Dataset records:
[start]

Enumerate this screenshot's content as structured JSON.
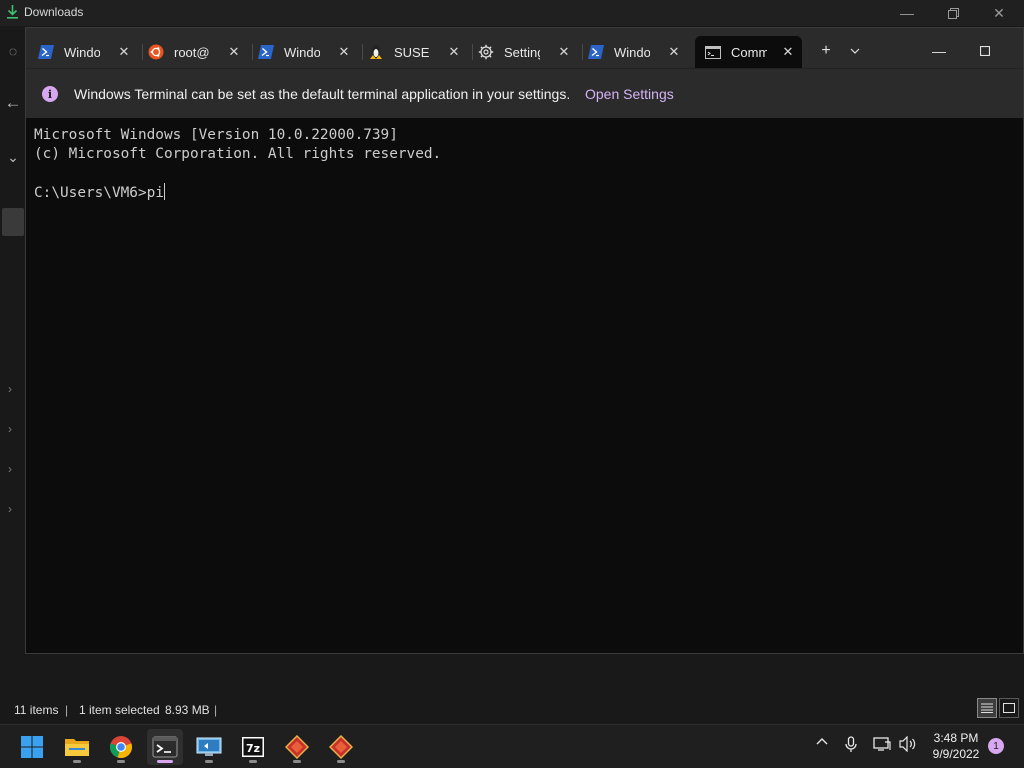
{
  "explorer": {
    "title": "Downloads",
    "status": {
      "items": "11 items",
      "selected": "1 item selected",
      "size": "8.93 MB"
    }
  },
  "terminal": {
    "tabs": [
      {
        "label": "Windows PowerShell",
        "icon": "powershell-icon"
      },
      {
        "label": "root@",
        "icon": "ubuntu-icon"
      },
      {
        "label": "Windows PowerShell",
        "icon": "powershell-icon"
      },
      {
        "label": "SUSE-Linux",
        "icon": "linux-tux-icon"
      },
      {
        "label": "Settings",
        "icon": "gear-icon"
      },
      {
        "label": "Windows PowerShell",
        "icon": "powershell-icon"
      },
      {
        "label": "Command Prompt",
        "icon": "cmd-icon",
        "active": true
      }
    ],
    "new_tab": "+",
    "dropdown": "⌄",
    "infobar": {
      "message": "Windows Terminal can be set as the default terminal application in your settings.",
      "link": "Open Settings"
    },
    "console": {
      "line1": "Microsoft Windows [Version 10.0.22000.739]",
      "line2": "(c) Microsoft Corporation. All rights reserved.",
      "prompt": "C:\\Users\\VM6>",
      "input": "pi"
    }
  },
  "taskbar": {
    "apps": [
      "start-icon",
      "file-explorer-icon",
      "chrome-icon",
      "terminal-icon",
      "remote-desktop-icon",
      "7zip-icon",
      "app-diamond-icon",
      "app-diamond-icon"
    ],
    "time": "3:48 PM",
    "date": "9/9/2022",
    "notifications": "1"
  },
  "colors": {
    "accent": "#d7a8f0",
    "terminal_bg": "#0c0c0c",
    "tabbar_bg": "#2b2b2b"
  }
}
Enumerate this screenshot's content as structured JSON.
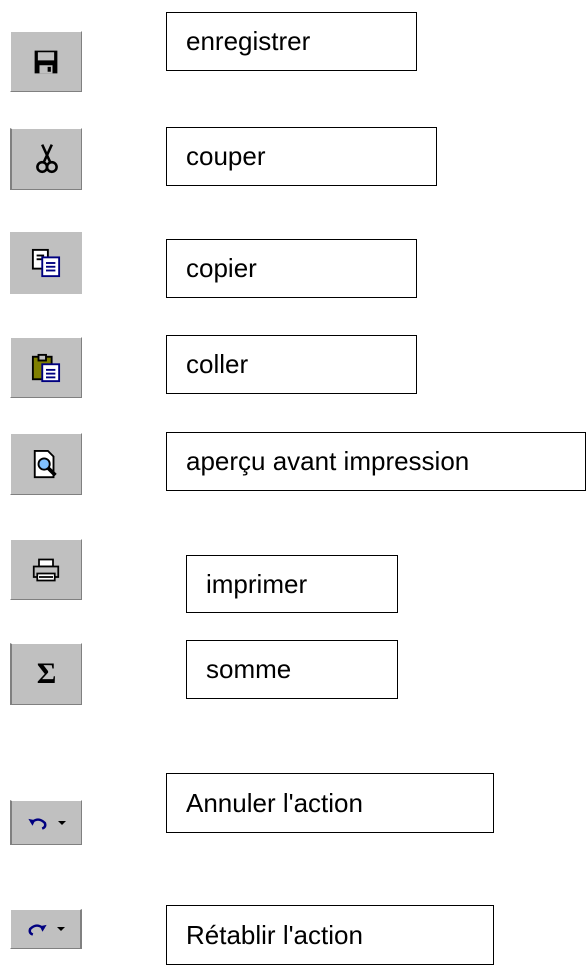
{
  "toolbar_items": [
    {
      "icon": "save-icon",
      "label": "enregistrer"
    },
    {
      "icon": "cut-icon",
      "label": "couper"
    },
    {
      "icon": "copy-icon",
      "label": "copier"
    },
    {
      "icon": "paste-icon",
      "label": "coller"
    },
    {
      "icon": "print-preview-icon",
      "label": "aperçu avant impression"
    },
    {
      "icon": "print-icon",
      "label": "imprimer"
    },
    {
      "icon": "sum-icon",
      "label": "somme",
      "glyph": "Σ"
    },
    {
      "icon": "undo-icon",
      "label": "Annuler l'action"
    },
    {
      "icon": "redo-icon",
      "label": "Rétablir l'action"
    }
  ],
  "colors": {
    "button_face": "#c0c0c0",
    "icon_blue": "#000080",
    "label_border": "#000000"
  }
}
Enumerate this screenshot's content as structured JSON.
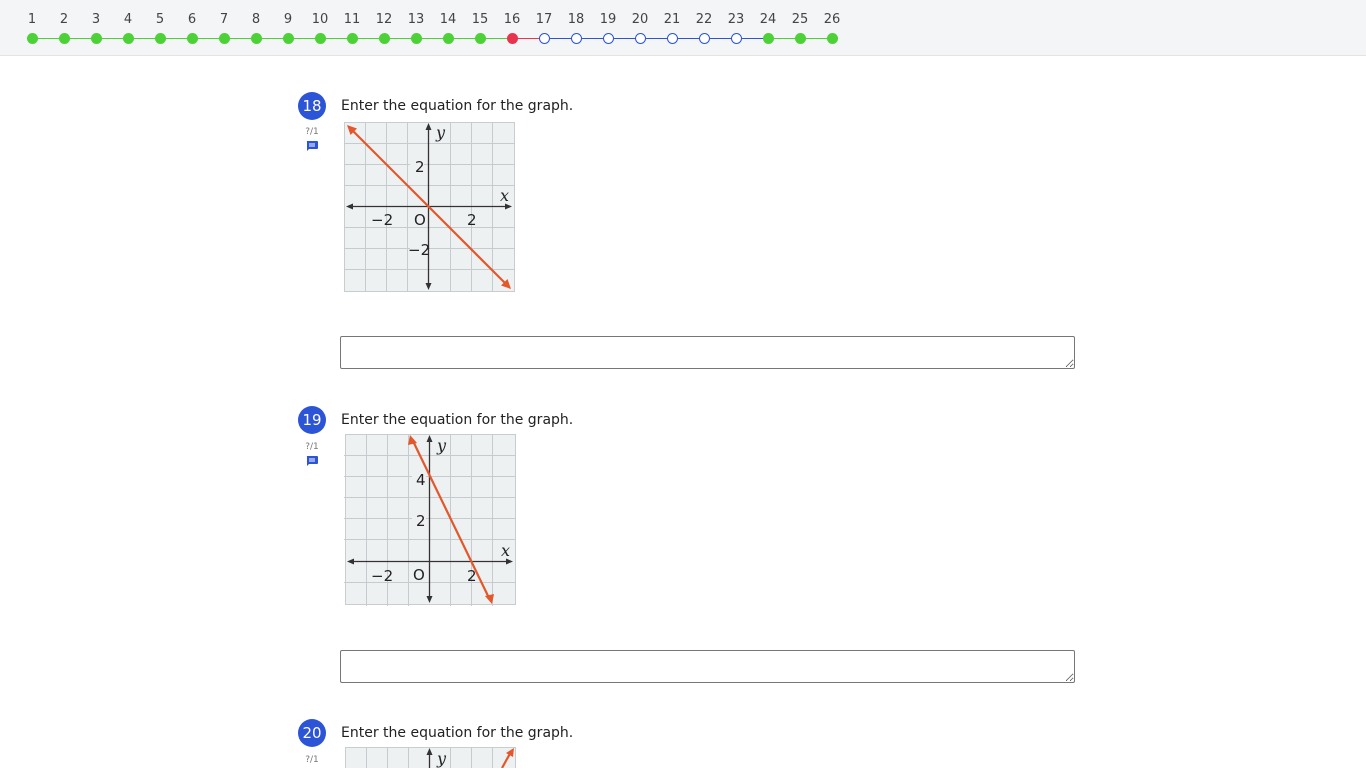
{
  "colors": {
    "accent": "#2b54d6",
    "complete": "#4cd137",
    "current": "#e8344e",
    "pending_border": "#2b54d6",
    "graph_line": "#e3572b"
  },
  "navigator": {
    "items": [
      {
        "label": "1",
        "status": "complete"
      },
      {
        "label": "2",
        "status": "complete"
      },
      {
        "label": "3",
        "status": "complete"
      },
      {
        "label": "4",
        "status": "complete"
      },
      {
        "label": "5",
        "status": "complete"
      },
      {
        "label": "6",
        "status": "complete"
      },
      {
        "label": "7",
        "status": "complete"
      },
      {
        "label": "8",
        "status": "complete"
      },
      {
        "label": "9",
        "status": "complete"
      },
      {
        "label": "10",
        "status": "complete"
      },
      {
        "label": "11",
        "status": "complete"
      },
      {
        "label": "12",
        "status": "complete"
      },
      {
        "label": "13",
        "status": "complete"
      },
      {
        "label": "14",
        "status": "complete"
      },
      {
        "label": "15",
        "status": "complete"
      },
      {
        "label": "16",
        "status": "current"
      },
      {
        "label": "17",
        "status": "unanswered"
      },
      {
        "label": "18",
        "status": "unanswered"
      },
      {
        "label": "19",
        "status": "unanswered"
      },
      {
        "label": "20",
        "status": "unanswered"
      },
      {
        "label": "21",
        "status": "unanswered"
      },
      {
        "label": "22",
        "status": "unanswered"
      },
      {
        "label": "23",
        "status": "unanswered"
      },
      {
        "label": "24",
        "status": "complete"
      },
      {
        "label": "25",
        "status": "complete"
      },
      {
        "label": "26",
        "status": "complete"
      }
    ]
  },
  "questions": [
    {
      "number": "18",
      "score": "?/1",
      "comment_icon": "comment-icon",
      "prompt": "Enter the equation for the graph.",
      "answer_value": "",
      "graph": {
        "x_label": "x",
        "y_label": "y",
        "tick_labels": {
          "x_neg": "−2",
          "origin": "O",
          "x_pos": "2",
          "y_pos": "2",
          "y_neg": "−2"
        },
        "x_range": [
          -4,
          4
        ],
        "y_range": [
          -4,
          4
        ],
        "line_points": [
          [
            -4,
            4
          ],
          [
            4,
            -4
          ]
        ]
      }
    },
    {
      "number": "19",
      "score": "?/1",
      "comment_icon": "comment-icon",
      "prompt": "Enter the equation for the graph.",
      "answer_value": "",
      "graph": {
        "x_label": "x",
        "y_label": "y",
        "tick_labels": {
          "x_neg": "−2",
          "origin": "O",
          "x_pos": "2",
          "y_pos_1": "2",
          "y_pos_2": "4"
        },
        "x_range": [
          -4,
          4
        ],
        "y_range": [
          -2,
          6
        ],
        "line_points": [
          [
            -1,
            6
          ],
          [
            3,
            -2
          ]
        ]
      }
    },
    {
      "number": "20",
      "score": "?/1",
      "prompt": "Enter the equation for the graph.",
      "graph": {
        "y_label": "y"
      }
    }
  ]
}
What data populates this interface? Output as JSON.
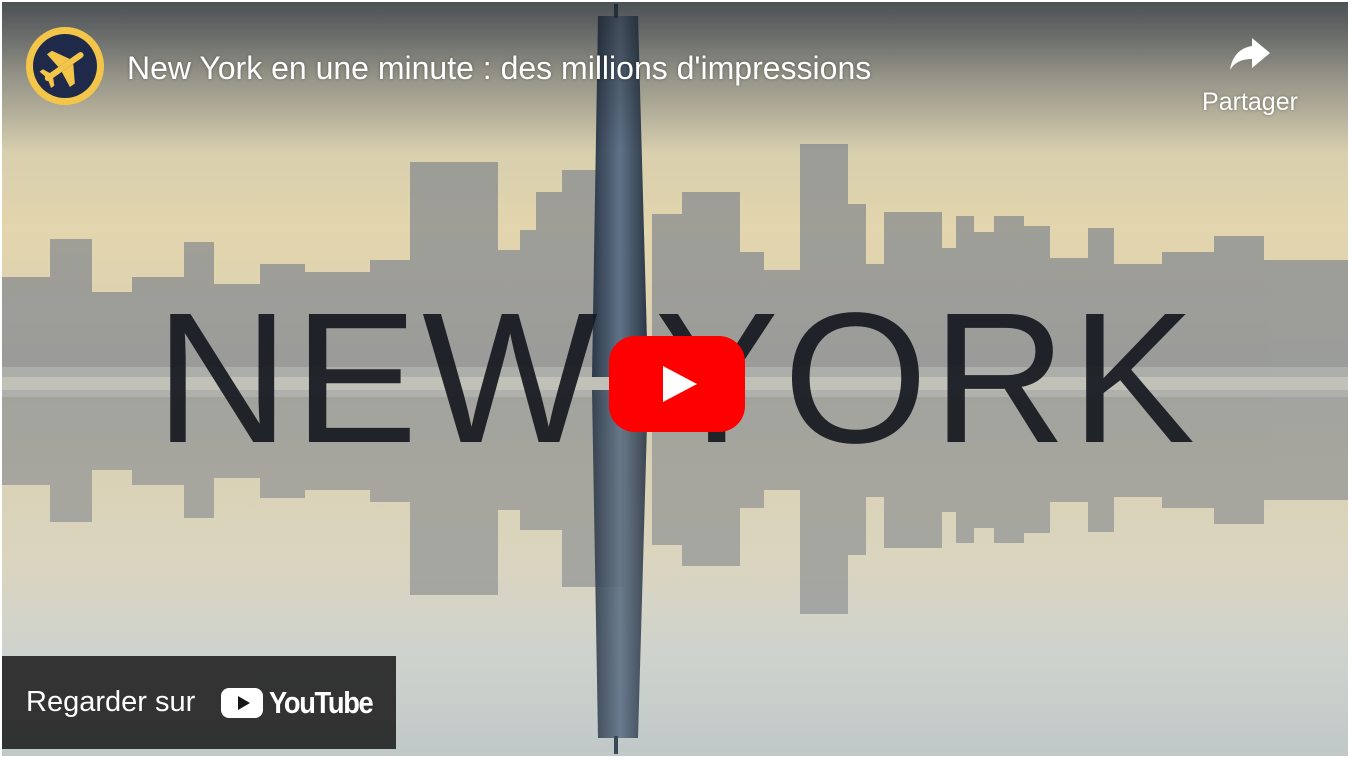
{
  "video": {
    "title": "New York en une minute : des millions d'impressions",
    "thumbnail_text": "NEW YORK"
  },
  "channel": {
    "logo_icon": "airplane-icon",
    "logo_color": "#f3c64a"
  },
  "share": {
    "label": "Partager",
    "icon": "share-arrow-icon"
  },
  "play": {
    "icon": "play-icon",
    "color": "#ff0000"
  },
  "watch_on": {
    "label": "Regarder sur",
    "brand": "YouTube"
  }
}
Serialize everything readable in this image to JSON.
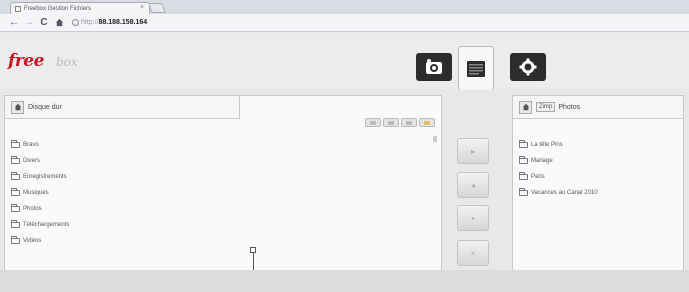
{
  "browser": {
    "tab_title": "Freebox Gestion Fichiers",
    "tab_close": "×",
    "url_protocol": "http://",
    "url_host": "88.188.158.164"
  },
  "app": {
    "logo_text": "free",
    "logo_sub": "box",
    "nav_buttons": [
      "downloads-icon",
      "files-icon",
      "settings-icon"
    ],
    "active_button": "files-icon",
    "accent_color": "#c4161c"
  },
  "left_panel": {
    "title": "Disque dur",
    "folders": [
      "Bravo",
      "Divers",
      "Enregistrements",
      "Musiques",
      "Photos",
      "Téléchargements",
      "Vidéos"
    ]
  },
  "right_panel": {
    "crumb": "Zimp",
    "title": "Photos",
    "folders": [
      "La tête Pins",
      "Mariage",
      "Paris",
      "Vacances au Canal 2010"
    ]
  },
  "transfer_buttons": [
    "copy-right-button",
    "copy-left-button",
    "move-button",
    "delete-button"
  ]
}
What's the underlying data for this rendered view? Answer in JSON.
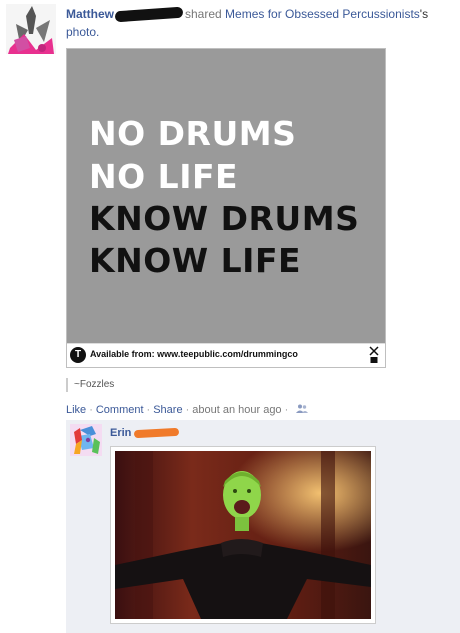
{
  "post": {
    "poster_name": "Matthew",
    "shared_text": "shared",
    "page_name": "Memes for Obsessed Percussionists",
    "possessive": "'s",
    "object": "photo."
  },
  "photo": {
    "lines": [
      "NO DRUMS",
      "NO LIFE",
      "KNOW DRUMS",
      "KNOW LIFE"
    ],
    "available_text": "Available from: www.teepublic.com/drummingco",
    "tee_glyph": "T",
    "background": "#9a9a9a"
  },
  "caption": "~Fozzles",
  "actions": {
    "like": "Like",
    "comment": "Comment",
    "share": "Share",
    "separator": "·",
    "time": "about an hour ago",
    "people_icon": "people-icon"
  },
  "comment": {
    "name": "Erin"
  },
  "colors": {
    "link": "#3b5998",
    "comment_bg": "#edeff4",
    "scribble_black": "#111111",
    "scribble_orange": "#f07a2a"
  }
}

[end]

◆ Task to carry out: Search the preceding listing for "copy" and extract every line where it is found.

◆ Finished exercise:
      "icon": "copy-icon",
    "copy-right-button",
    "copy-left-button",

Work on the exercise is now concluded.